[Extracted records]
^^^^^^^^^^^^^^^^
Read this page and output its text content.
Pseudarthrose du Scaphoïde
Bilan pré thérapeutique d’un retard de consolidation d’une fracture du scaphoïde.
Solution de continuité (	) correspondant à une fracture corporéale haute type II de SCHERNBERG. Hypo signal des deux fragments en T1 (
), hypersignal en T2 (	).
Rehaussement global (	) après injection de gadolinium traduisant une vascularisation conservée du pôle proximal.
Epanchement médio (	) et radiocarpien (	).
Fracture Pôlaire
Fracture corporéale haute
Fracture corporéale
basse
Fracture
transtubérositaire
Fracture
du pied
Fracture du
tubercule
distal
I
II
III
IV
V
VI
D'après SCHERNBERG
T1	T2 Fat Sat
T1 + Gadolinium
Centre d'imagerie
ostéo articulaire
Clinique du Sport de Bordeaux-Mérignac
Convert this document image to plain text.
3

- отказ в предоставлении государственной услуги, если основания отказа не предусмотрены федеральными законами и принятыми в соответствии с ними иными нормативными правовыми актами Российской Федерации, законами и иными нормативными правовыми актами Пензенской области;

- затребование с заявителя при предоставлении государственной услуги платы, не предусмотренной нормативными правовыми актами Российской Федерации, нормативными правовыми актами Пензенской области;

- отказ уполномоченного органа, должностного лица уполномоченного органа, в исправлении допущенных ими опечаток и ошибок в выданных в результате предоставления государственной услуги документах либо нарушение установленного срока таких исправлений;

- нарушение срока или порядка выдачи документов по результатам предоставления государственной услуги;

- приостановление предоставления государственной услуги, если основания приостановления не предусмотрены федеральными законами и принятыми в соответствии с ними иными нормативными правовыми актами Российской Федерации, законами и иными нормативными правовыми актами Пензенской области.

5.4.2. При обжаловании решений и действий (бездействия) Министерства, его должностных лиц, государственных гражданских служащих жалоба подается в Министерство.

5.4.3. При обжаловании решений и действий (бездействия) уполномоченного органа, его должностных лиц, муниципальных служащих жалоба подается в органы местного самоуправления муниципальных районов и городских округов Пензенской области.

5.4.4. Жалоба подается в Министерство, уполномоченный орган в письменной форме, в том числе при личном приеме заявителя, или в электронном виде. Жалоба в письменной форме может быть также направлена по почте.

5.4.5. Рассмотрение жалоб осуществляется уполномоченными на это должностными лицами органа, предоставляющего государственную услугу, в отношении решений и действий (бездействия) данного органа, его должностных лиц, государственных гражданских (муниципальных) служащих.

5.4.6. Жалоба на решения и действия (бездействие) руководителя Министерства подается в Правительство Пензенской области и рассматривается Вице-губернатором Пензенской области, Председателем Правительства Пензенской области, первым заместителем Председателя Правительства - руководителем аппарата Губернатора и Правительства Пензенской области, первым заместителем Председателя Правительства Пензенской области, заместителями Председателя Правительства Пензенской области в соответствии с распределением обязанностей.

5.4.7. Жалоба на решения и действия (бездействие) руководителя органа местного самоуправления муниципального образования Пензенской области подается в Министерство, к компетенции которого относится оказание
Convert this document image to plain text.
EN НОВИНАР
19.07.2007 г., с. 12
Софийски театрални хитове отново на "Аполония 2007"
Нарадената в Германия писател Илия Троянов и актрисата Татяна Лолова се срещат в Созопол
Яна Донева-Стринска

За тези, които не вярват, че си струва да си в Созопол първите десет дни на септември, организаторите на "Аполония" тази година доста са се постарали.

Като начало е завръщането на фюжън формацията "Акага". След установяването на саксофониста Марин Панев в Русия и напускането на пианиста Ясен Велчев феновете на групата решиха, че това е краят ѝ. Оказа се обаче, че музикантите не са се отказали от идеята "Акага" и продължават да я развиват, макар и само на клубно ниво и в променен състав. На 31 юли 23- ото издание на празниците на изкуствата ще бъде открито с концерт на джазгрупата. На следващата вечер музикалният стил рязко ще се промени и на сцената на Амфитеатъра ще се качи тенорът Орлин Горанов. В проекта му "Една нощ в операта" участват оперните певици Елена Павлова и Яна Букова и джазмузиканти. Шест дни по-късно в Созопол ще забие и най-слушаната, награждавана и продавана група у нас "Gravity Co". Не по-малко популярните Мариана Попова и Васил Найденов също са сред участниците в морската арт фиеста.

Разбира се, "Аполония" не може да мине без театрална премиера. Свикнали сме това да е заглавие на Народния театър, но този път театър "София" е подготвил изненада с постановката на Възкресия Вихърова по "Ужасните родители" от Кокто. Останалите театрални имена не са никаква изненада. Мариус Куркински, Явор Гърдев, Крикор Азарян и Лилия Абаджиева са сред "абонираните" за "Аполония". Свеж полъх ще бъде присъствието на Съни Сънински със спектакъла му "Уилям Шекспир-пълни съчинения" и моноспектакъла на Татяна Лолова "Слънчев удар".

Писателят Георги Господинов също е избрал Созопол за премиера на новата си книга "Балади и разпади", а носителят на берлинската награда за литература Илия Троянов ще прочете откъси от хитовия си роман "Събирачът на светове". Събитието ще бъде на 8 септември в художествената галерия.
^^^^^^^^^^^^^^^^
### PROBLEM
Give every line of the material again, exactly as it reads.

### EXERCISE RESPONSE
Read this page and output its text content.
Pseudarthrose du Scaphoïde
Bilan pré thérapeutique d’un retard de consolidation d’une fracture du scaphoïde.
Solution de continuité (	) correspondant à une fracture corporéale haute type II de SCHERNBERG. Hypo signal des deux fragments en T1 (
), hypersignal en T2 (	).
Rehaussement global (	) après injection de gadolinium traduisant une vascularisation conservée du pôle proximal.
Epanchement médio (	) et radiocarpien (	).
Fracture Pôlaire
Fracture corporéale haute
Fracture corporéale
basse
Fracture
transtubérositaire
Fracture
du pied
Fracture du
tubercule
distal
I
II
III
IV
V
VI
D'après SCHERNBERG
T1	T2 Fat Sat
T1 + Gadolinium
Centre d'imagerie
ostéo articulaire
Clinique du Sport de Bordeaux-Mérignac
Convert this document image to plain text.
3

- отказ в предоставлении государственной услуги, если основания отказа не предусмотрены федеральными законами и принятыми в соответствии с ними иными нормативными правовыми актами Российской Федерации, законами и иными нормативными правовыми актами Пензенской области;

- затребование с заявителя при предоставлении государственной услуги платы, не предусмотренной нормативными правовыми актами Российской Федерации, нормативными правовыми актами Пензенской области;

- отказ уполномоченного органа, должностного лица уполномоченного органа, в исправлении допущенных ими опечаток и ошибок в выданных в результате предоставления государственной услуги документах либо нарушение установленного срока таких исправлений;

- нарушение срока или порядка выдачи документов по результатам предоставления государственной услуги;

- приостановление предоставления государственной услуги, если основания приостановления не предусмотрены федеральными законами и принятыми в соответствии с ними иными нормативными правовыми актами Российской Федерации, законами и иными нормативными правовыми актами Пензенской области.

5.4.2. При обжаловании решений и действий (бездействия) Министерства, его должностных лиц, государственных гражданских служащих жалоба подается в Министерство.

5.4.3. При обжаловании решений и действий (бездействия) уполномоченного органа, его должностных лиц, муниципальных служащих жалоба подается в органы местного самоуправления муниципальных районов и городских округов Пензенской области.

5.4.4. Жалоба подается в Министерство, уполномоченный орган в письменной форме, в том числе при личном приеме заявителя, или в электронном виде. Жалоба в письменной форме может быть также направлена по почте.

5.4.5. Рассмотрение жалоб осуществляется уполномоченными на это должностными лицами органа, предоставляющего государственную услугу, в отношении решений и действий (бездействия) данного органа, его должностных лиц, государственных гражданских (муниципальных) служащих.

5.4.6. Жалоба на решения и действия (бездействие) руководителя Министерства подается в Правительство Пензенской области и рассматривается Вице-губернатором Пензенской области, Председателем Правительства Пензенской области, первым заместителем Председателя Правительства - руководителем аппарата Губернатора и Правительства Пензенской области, первым заместителем Председателя Правительства Пензенской области, заместителями Председателя Правительства Пензенской области в соответствии с распределением обязанностей.

5.4.7. Жалоба на решения и действия (бездействие) руководителя органа местного самоуправления муниципального образования Пензенской области подается в Министерство, к компетенции которого относится оказание
Convert this document image to plain text.
EN НОВИНАР
19.07.2007 г., с. 12
Софийски театрални хитове отново на "Аполония 2007"
Нарадената в Германия писател Илия Троянов и актрисата Татяна Лолова се срещат в Созопол
Яна Донева-Стринска

За тези, които не вярват, че си струва да си в Созопол първите десет дни на септември, организаторите на "Аполония" тази година доста са се постарали.

Като начало е завръщането на фюжън формацията "Акага". След установяването на саксофониста Марин Панев в Русия и напускането на пианиста Ясен Велчев феновете на групата решиха, че това е краят ѝ. Оказа се обаче, че музикантите не са се отказали от идеята "Акага" и продължават да я развиват, макар и само на клубно ниво и в променен състав. На 31 юли 23- ото издание на празниците на изкуствата ще бъде открито с концерт на джазгрупата. На следващата вечер музикалният стил рязко ще се промени и на сцената на Амфитеатъра ще се качи тенорът Орлин Горанов. В проекта му "Една нощ в операта" участват оперните певици Елена Павлова и Яна Букова и джазмузиканти. Шест дни по-късно в Созопол ще забие и най-слушаната, награждавана и продавана група у нас "Gravity Co". Не по-малко популярните Мариана Попова и Васил Найденов също са сред участниците в морската арт фиеста.

Разбира се, "Аполония" не може да мине без театрална премиера. Свикнали сме това да е заглавие на Народния театър, но този път театър "София" е подготвил изненада с постановката на Възкресия Вихърова по "Ужасните родители" от Кокто. Останалите театрални имена не са никаква изненада. Мариус Куркински, Явор Гърдев, Крикор Азарян и Лилия Абаджиева са сред "абонираните" за "Аполония". Свеж полъх ще бъде присъствието на Съни Сънински със спектакъла му "Уилям Шекспир-пълни съчинения" и моноспектакъла на Татяна Лолова "Слънчев удар".

Писателят Георги Господинов също е избрал Созопол за премиера на новата си книга "Балади и разпади", а носителят на берлинската награда за литература Илия Троянов ще прочете откъси от хитовия си роман "Събирачът на светове". Събитието ще бъде на 8 септември в художествената галерия.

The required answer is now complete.